_WRITTEN PROBLEM_
The answer is a single number: how many lines hold the string "лица".

_SUPPLIED INFORMATION_
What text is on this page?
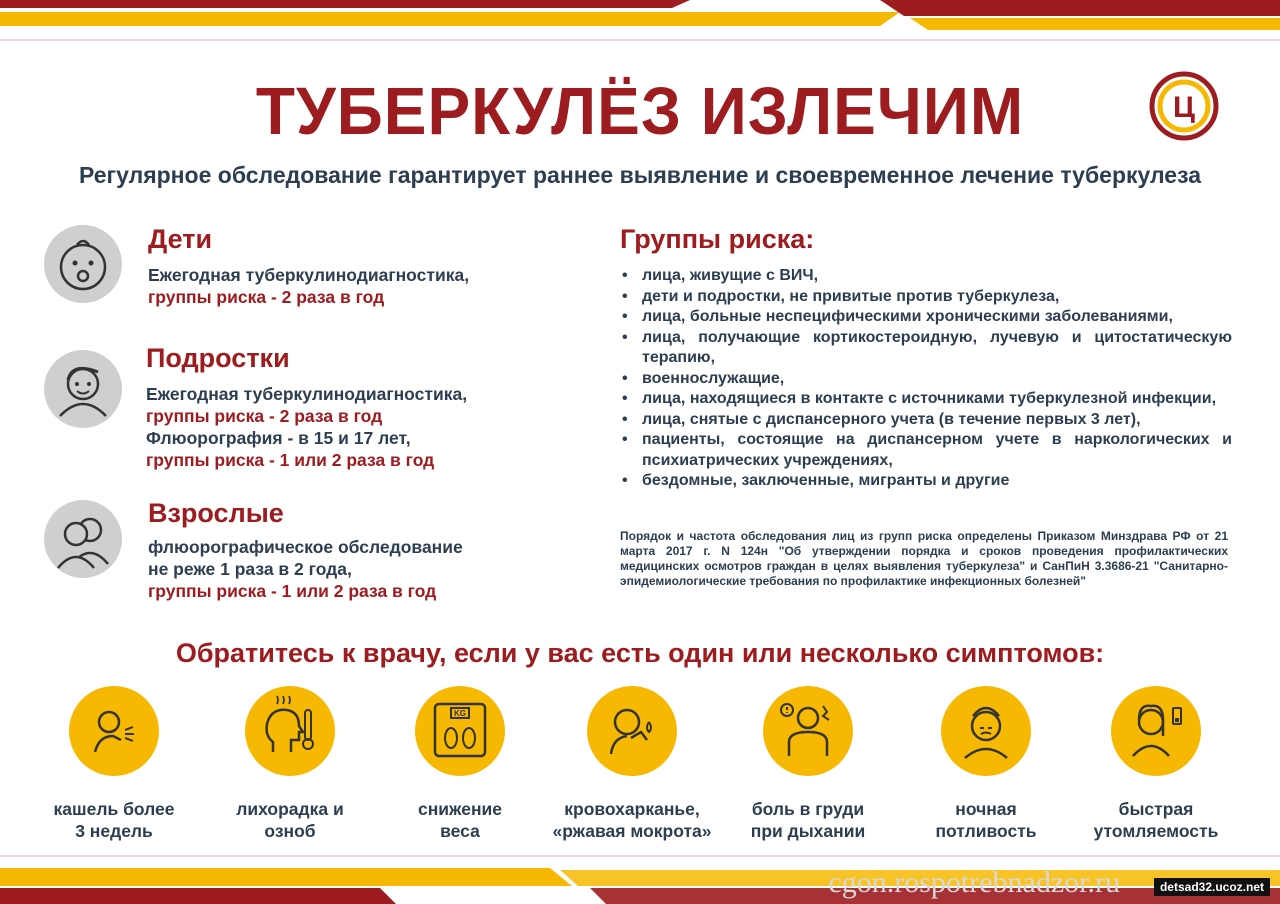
Ц
ТУБЕРКУЛЁЗ ИЗЛЕЧИМ
Регулярное обследование гарантирует раннее выявление и своевременное лечение туберкулеза
Дети
Ежегодная туберкулинодиагностика,
группы риска - 2 раза в год
Подростки
Ежегодная туберкулинодиагностика,
группы риска - 2 раза в год
Флюорография - в 15 и 17 лет,
группы риска - 1 или 2 раза в год
Взрослые
флюорографическое обследование
не реже 1 раза в 2 года,
группы риска - 1 или 2 раза в год
Группы риска:
• лица, живущие с ВИЧ,
• дети и подростки, не привитые против туберкулеза,
• лица, больные неспецифическими хроническими заболеваниями,
• лица, получающие кортикостероидную, лучевую и цитостатическую терапию,
• военнослужащие,
• лица, находящиеся в контакте с источниками туберкулезной инфекции,
• лица, снятые с диспансерного учета (в течение первых 3 лет),
• пациенты, состоящие на диспансерном учете в наркологических и психиатрических учреждениях,
• бездомные, заключенные, мигранты и другие
Порядок и частота обследования лиц из групп риска определены Приказом Минздрава РФ от 21 марта 2017 г. N 124н "Об утверждении порядка и сроков проведения профилактических медицинских осмотров граждан в целях выявления туберкулеза" и СанПиН 3.3686-21 "Санитарно-эпидемиологические требования по профилактике инфекционных болезней"
Обратитесь к врачу, если у вас есть один или несколько симптомов:
кашель более
3 недель
лихорадка и
озноб
KG
снижение
веса
кровохарканье,
«ржавая мокрота»
боль в груди
при дыхании
ночная
потливость
быстрая
утомляемость
cgon.rospotrebnadzor.ru	detsad32.ucoz.net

_OUTPUT OF THE TASK_
5